> [RECORDED DATA]:
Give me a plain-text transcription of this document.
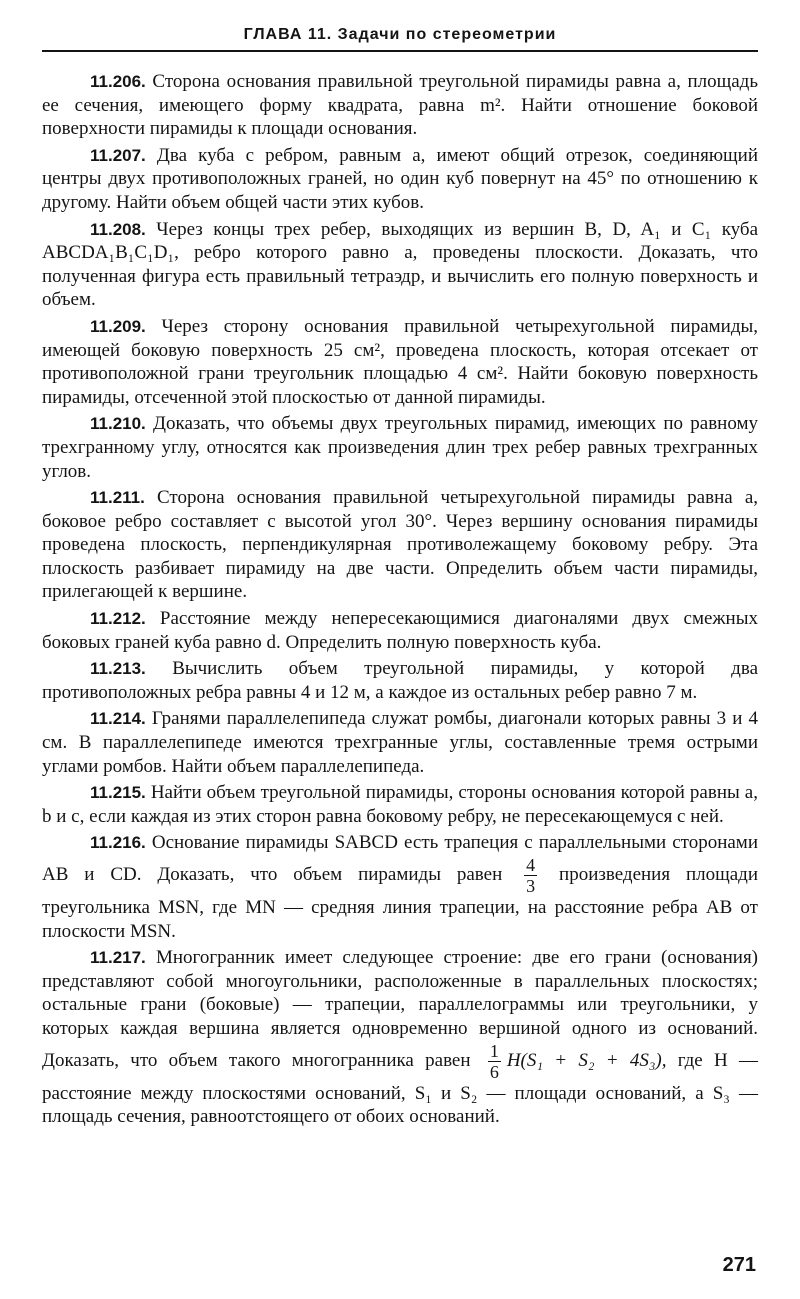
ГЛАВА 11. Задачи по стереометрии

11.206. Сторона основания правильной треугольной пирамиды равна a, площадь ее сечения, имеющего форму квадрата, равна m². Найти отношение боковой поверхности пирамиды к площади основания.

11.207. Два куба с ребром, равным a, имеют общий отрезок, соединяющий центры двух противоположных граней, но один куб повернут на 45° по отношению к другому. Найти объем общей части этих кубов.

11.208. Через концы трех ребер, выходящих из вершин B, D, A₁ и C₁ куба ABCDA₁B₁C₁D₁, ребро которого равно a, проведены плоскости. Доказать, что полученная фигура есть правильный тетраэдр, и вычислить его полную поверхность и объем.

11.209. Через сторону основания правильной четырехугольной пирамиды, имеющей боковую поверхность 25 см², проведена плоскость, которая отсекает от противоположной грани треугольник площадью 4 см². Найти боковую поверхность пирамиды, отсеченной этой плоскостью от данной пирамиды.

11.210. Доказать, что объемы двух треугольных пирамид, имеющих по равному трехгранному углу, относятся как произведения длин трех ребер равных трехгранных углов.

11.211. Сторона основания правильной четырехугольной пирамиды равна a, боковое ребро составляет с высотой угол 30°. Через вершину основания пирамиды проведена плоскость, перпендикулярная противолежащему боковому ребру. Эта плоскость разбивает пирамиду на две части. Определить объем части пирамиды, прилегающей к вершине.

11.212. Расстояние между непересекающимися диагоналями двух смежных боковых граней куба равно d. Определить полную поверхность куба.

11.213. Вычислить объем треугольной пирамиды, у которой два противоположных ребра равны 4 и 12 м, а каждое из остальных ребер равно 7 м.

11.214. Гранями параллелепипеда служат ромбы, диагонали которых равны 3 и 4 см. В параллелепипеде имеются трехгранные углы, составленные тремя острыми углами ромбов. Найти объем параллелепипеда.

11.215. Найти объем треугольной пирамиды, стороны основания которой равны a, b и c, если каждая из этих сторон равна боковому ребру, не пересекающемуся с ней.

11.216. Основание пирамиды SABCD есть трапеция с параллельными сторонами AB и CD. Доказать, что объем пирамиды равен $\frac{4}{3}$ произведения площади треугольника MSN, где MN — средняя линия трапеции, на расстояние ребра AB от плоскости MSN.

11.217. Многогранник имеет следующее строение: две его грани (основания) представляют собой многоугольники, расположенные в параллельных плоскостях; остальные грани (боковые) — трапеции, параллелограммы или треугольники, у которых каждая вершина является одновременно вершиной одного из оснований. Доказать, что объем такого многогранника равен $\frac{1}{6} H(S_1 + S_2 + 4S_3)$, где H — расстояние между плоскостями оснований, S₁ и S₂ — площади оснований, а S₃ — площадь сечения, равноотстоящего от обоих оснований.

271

...

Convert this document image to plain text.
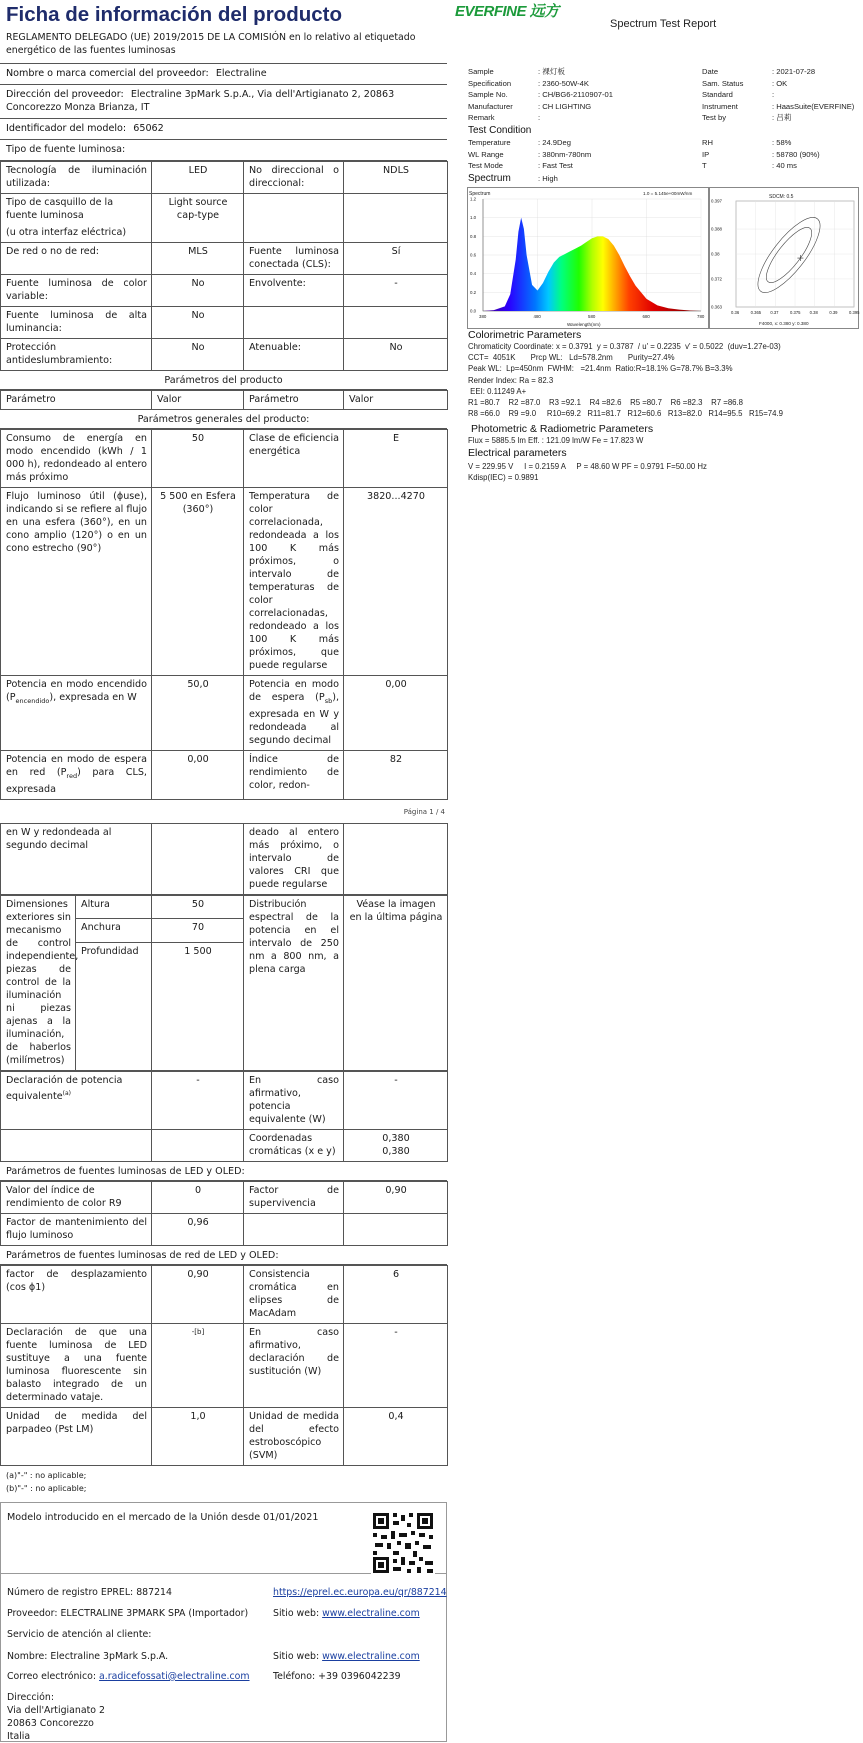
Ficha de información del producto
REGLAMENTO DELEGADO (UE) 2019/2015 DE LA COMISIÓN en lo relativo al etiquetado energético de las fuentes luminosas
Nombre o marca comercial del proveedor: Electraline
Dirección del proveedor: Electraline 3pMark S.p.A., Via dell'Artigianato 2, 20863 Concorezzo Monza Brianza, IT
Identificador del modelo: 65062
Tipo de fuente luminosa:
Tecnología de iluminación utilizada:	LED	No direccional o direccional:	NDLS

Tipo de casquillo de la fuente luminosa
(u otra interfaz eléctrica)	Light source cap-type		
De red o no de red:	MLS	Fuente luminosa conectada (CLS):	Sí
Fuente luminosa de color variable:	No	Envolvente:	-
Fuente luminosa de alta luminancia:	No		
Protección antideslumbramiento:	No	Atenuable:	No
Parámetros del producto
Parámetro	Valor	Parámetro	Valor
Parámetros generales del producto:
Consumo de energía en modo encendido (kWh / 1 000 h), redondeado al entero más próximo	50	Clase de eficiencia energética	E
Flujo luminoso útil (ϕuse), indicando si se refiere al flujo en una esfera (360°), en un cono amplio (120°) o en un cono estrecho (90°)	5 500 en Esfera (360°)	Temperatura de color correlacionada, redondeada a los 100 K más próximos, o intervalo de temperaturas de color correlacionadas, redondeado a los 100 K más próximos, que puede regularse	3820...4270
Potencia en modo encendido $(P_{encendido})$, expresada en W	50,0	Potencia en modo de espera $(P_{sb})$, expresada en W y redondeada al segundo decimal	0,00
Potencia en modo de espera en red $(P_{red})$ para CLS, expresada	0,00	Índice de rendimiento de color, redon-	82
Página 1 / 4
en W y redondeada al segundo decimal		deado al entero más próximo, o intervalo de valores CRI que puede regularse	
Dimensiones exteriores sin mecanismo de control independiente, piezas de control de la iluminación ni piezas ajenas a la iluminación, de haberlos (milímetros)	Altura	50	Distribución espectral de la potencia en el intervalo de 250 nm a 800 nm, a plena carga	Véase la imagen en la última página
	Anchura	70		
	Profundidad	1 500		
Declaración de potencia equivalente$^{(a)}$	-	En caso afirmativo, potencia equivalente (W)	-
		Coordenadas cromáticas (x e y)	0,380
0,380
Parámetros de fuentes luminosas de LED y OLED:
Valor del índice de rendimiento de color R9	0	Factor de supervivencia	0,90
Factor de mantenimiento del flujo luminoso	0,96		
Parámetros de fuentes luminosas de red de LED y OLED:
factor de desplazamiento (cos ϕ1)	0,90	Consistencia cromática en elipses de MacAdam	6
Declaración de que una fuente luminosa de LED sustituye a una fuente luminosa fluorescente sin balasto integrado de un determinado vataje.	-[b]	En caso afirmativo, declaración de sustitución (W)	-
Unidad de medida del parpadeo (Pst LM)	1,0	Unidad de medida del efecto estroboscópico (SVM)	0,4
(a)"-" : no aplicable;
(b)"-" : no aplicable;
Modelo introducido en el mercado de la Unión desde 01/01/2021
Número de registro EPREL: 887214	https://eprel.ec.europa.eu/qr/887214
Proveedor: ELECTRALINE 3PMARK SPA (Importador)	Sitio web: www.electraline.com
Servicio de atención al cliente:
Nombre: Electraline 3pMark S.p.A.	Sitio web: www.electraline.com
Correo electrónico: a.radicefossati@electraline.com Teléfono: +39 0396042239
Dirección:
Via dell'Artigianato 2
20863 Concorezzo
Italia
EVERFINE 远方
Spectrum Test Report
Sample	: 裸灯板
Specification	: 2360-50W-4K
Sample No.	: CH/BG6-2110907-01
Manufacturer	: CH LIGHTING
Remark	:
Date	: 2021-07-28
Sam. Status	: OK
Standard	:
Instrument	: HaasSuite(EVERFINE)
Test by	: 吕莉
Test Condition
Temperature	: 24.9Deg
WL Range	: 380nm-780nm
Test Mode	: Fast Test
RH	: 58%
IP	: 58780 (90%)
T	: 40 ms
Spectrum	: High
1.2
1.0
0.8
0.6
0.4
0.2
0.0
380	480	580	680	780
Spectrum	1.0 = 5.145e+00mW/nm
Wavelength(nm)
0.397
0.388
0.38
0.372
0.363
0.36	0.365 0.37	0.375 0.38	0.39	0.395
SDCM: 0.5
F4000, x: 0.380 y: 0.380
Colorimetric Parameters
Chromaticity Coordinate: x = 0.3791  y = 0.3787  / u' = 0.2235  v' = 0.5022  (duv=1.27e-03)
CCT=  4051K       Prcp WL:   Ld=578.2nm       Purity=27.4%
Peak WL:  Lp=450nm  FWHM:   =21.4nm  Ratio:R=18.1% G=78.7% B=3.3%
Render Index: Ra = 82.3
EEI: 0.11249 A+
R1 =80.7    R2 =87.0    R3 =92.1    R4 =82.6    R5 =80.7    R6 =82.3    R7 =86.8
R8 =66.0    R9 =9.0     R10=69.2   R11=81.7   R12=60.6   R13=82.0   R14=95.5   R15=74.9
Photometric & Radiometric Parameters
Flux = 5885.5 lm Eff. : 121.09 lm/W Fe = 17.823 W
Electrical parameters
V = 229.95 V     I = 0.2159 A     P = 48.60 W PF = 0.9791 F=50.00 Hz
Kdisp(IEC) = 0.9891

---

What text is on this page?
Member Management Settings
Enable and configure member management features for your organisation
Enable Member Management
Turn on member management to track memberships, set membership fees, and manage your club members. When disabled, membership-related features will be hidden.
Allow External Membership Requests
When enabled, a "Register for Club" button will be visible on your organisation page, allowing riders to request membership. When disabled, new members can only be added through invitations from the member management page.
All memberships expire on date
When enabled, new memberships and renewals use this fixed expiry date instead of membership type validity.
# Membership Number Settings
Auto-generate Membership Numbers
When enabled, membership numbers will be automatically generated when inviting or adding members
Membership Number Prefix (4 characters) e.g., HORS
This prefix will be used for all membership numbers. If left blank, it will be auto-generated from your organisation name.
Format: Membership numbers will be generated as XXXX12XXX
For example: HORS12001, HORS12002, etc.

> [PROBLEM STATEMENT]:
Pick out all the lines with the word "боковому" in them and copy them.

> [ANSWER TO THIS PROBLEM]:
11.211. Сторона основания правильной четырехугольной пирамиды равна a, боковое ребро составляет с высотой угол 30°. Через вершину основания пирамиды проведена плоскость, перпендикулярная противолежащему боковому ребру. Эта плоскость разбивает пирамиду на две части. Определить объем части пирамиды, прилегающей к вершине.
11.215. Найти объем треугольной пирамиды, стороны основания которой равны a, b и c, если каждая из этих сторон равна боковому ребру, не пересекающемуся с ней.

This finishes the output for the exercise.